◆ **Dataset records**
- - -
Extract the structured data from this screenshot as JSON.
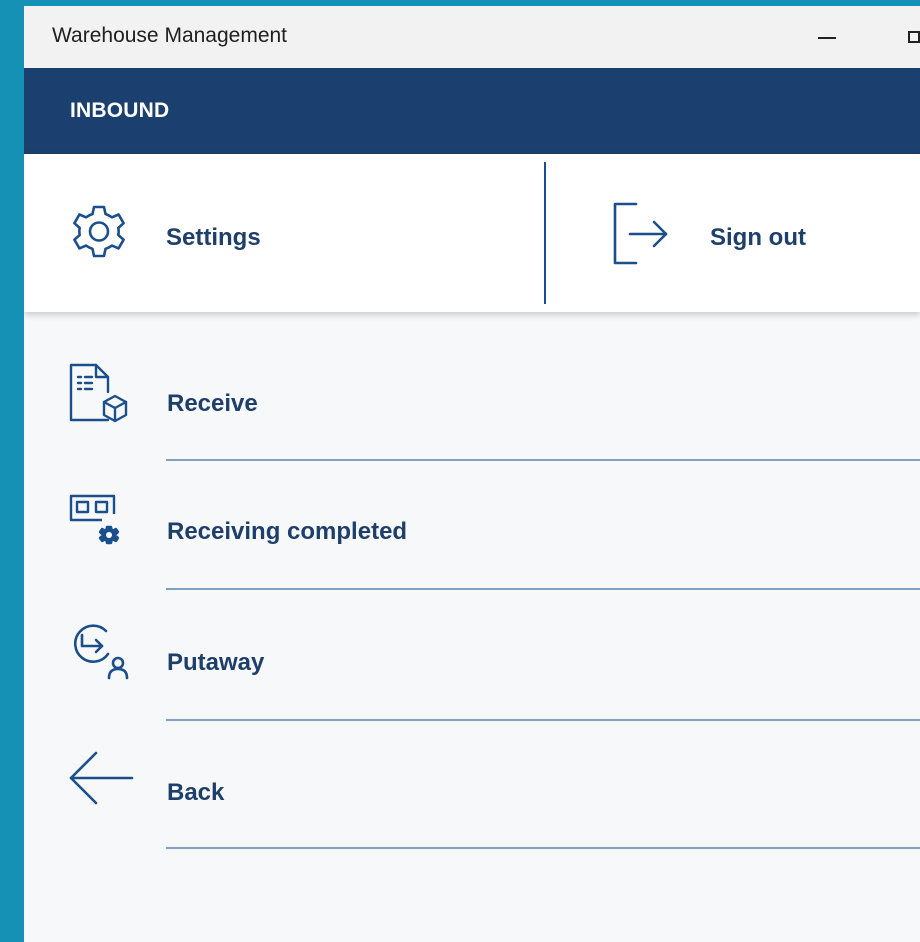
{
  "window": {
    "title": "Warehouse Management"
  },
  "header": {
    "title": "INBOUND"
  },
  "actions": {
    "settings": {
      "label": "Settings",
      "icon": "gear-icon"
    },
    "sign_out": {
      "label": "Sign out",
      "icon": "sign-out-icon"
    }
  },
  "menu": {
    "items": [
      {
        "label": "Receive",
        "icon": "receive-document-box-icon"
      },
      {
        "label": "Receiving completed",
        "icon": "receiving-completed-gear-icon"
      },
      {
        "label": "Putaway",
        "icon": "putaway-arrow-user-icon"
      },
      {
        "label": "Back",
        "icon": "back-arrow-icon"
      }
    ]
  },
  "colors": {
    "accent": "#1b3f6e",
    "label_text": "#1f3f6b",
    "divider": "#7ea1c4",
    "background": "#1591b6"
  }
}
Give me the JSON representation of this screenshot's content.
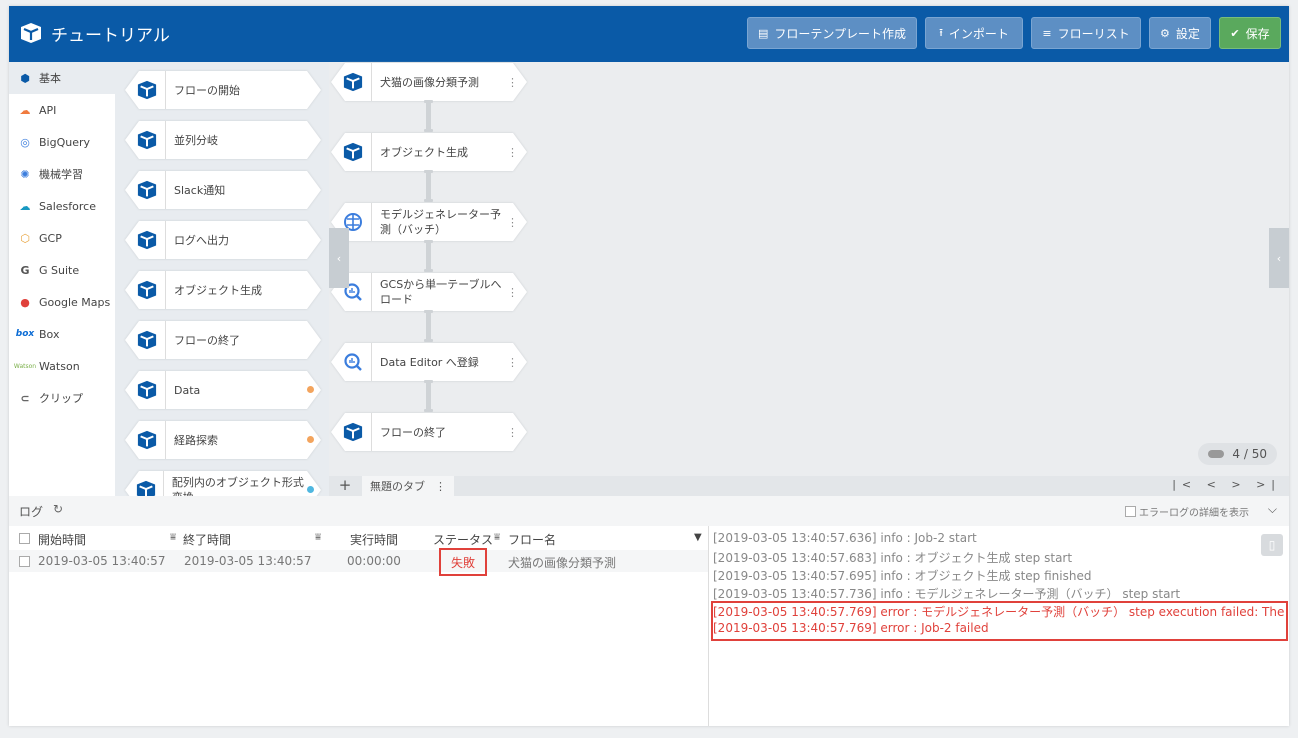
{
  "header": {
    "title": "チュートリアル",
    "buttons": [
      {
        "label": "フローテンプレート作成",
        "icon": "document-icon"
      },
      {
        "label": "インポート",
        "icon": "upload-icon"
      },
      {
        "label": "フローリスト",
        "icon": "list-icon"
      },
      {
        "label": "設定",
        "icon": "gear-icon"
      },
      {
        "label": "保存",
        "icon": "check-circle-icon"
      }
    ]
  },
  "categories": [
    {
      "label": "基本",
      "icon": "cube-icon",
      "active": true
    },
    {
      "label": "API",
      "icon": "cloud-api-icon"
    },
    {
      "label": "BigQuery",
      "icon": "bigquery-icon"
    },
    {
      "label": "機械学習",
      "icon": "brain-icon"
    },
    {
      "label": "Salesforce",
      "icon": "salesforce-cloud-icon"
    },
    {
      "label": "GCP",
      "icon": "gcp-icon"
    },
    {
      "label": "G Suite",
      "icon": "g-suite-icon"
    },
    {
      "label": "Google Maps",
      "icon": "map-pin-icon"
    },
    {
      "label": "Box",
      "icon": "box-logo-icon"
    },
    {
      "label": "Watson",
      "icon": "watson-logo-icon"
    },
    {
      "label": "クリップ",
      "icon": "paperclip-icon"
    }
  ],
  "palette": [
    {
      "label": "フローの開始"
    },
    {
      "label": "並列分岐"
    },
    {
      "label": "Slack通知"
    },
    {
      "label": "ログへ出力"
    },
    {
      "label": "オブジェクト生成"
    },
    {
      "label": "フローの終了"
    },
    {
      "label": "Data",
      "badge": "orange"
    },
    {
      "label": "経路探索",
      "badge": "orange"
    },
    {
      "label": "配列内のオブジェクト形式変換",
      "badge": "blue"
    }
  ],
  "flow": [
    {
      "label": "犬猫の画像分類予測",
      "icon": "cube-icon"
    },
    {
      "label": "オブジェクト生成",
      "icon": "cube-icon"
    },
    {
      "label": "モデルジェネレーター予測（バッチ）",
      "icon": "brain-icon"
    },
    {
      "label": "GCSから単一テーブルへロード",
      "icon": "bigquery-icon"
    },
    {
      "label": "Data Editor へ登録",
      "icon": "bigquery-icon"
    },
    {
      "label": "フローの終了",
      "icon": "cube-icon"
    }
  ],
  "counter": "4 / 50",
  "tabs": {
    "add": "+",
    "current": "無題のタブ",
    "nav": "|< < > >|"
  },
  "log": {
    "title": "ログ",
    "error_detail_label": "エラーログの詳細を表示",
    "columns": {
      "start": "開始時間",
      "end": "終了時間",
      "duration": "実行時間",
      "status": "ステータス",
      "flow": "フロー名"
    },
    "rows": [
      {
        "start": "2019-03-05 13:40:57",
        "end": "2019-03-05 13:40:57",
        "duration": "00:00:00",
        "status": "失敗",
        "flow": "犬猫の画像分類予測"
      }
    ],
    "lines": [
      {
        "text": "[2019-03-05 13:40:57.636]  info : Job-2 start",
        "level": "info"
      },
      {
        "text": "[2019-03-05 13:40:57.683]  info : オブジェクト生成 step start",
        "level": "info"
      },
      {
        "text": "[2019-03-05 13:40:57.695]  info : オブジェクト生成 step finished",
        "level": "info"
      },
      {
        "text": "[2019-03-05 13:40:57.736]  info : モデルジェネレーター予測（バッチ） step start",
        "level": "info"
      },
      {
        "text": "[2019-03-05 13:40:57.769] error : モデルジェネレーター予測（バッチ） step execution failed: The",
        "level": "error"
      },
      {
        "text": "[2019-03-05 13:40:57.769] error : Job-2 failed",
        "level": "error"
      }
    ]
  }
}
- - -
◆ **DESCRIPTION OF THE TASK**
Reproduce each entry precisely. Leave the pictures out.

◆ **CORRECT OUTPUT**
Extract the structured data from this screenshot as JSON.
{
  "window": {
    "title": "Warehouse Management"
  },
  "header": {
    "title": "INBOUND"
  },
  "actions": {
    "settings": {
      "label": "Settings",
      "icon": "gear-icon"
    },
    "sign_out": {
      "label": "Sign out",
      "icon": "sign-out-icon"
    }
  },
  "menu": {
    "items": [
      {
        "label": "Receive",
        "icon": "receive-document-box-icon"
      },
      {
        "label": "Receiving completed",
        "icon": "receiving-completed-gear-icon"
      },
      {
        "label": "Putaway",
        "icon": "putaway-arrow-user-icon"
      },
      {
        "label": "Back",
        "icon": "back-arrow-icon"
      }
    ]
  },
  "colors": {
    "accent": "#1b3f6e",
    "label_text": "#1f3f6b",
    "divider": "#7ea1c4",
    "background": "#1591b6"
  }
}
Give me the JSON representation of this screenshot's content.
{
  "header": {
    "title": "チュートリアル",
    "buttons": [
      {
        "label": "フローテンプレート作成",
        "icon": "document-icon"
      },
      {
        "label": "インポート",
        "icon": "upload-icon"
      },
      {
        "label": "フローリスト",
        "icon": "list-icon"
      },
      {
        "label": "設定",
        "icon": "gear-icon"
      },
      {
        "label": "保存",
        "icon": "check-circle-icon"
      }
    ]
  },
  "categories": [
    {
      "label": "基本",
      "icon": "cube-icon",
      "active": true
    },
    {
      "label": "API",
      "icon": "cloud-api-icon"
    },
    {
      "label": "BigQuery",
      "icon": "bigquery-icon"
    },
    {
      "label": "機械学習",
      "icon": "brain-icon"
    },
    {
      "label": "Salesforce",
      "icon": "salesforce-cloud-icon"
    },
    {
      "label": "GCP",
      "icon": "gcp-icon"
    },
    {
      "label": "G Suite",
      "icon": "g-suite-icon"
    },
    {
      "label": "Google Maps",
      "icon": "map-pin-icon"
    },
    {
      "label": "Box",
      "icon": "box-logo-icon"
    },
    {
      "label": "Watson",
      "icon": "watson-logo-icon"
    },
    {
      "label": "クリップ",
      "icon": "paperclip-icon"
    }
  ],
  "palette": [
    {
      "label": "フローの開始"
    },
    {
      "label": "並列分岐"
    },
    {
      "label": "Slack通知"
    },
    {
      "label": "ログへ出力"
    },
    {
      "label": "オブジェクト生成"
    },
    {
      "label": "フローの終了"
    },
    {
      "label": "Data",
      "badge": "orange"
    },
    {
      "label": "経路探索",
      "badge": "orange"
    },
    {
      "label": "配列内のオブジェクト形式変換",
      "badge": "blue"
    }
  ],
  "flow": [
    {
      "label": "犬猫の画像分類予測",
      "icon": "cube-icon"
    },
    {
      "label": "オブジェクト生成",
      "icon": "cube-icon"
    },
    {
      "label": "モデルジェネレーター予測（バッチ）",
      "icon": "brain-icon"
    },
    {
      "label": "GCSから単一テーブルへロード",
      "icon": "bigquery-icon"
    },
    {
      "label": "Data Editor へ登録",
      "icon": "bigquery-icon"
    },
    {
      "label": "フローの終了",
      "icon": "cube-icon"
    }
  ],
  "counter": "4 / 50",
  "tabs": {
    "add": "+",
    "current": "無題のタブ",
    "nav": "|< < > >|"
  },
  "log": {
    "title": "ログ",
    "error_detail_label": "エラーログの詳細を表示",
    "columns": {
      "start": "開始時間",
      "end": "終了時間",
      "duration": "実行時間",
      "status": "ステータス",
      "flow": "フロー名"
    },
    "rows": [
      {
        "start": "2019-03-05 13:40:57",
        "end": "2019-03-05 13:40:57",
        "duration": "00:00:00",
        "status": "失敗",
        "flow": "犬猫の画像分類予測"
      }
    ],
    "lines": [
      {
        "text": "[2019-03-05 13:40:57.636]  info : Job-2 start",
        "level": "info"
      },
      {
        "text": "[2019-03-05 13:40:57.683]  info : オブジェクト生成 step start",
        "level": "info"
      },
      {
        "text": "[2019-03-05 13:40:57.695]  info : オブジェクト生成 step finished",
        "level": "info"
      },
      {
        "text": "[2019-03-05 13:40:57.736]  info : モデルジェネレーター予測（バッチ） step start",
        "level": "info"
      },
      {
        "text": "[2019-03-05 13:40:57.769] error : モデルジェネレーター予測（バッチ） step execution failed: The",
        "level": "error"
      },
      {
        "text": "[2019-03-05 13:40:57.769] error : Job-2 failed",
        "level": "error"
      }
    ]
  }
}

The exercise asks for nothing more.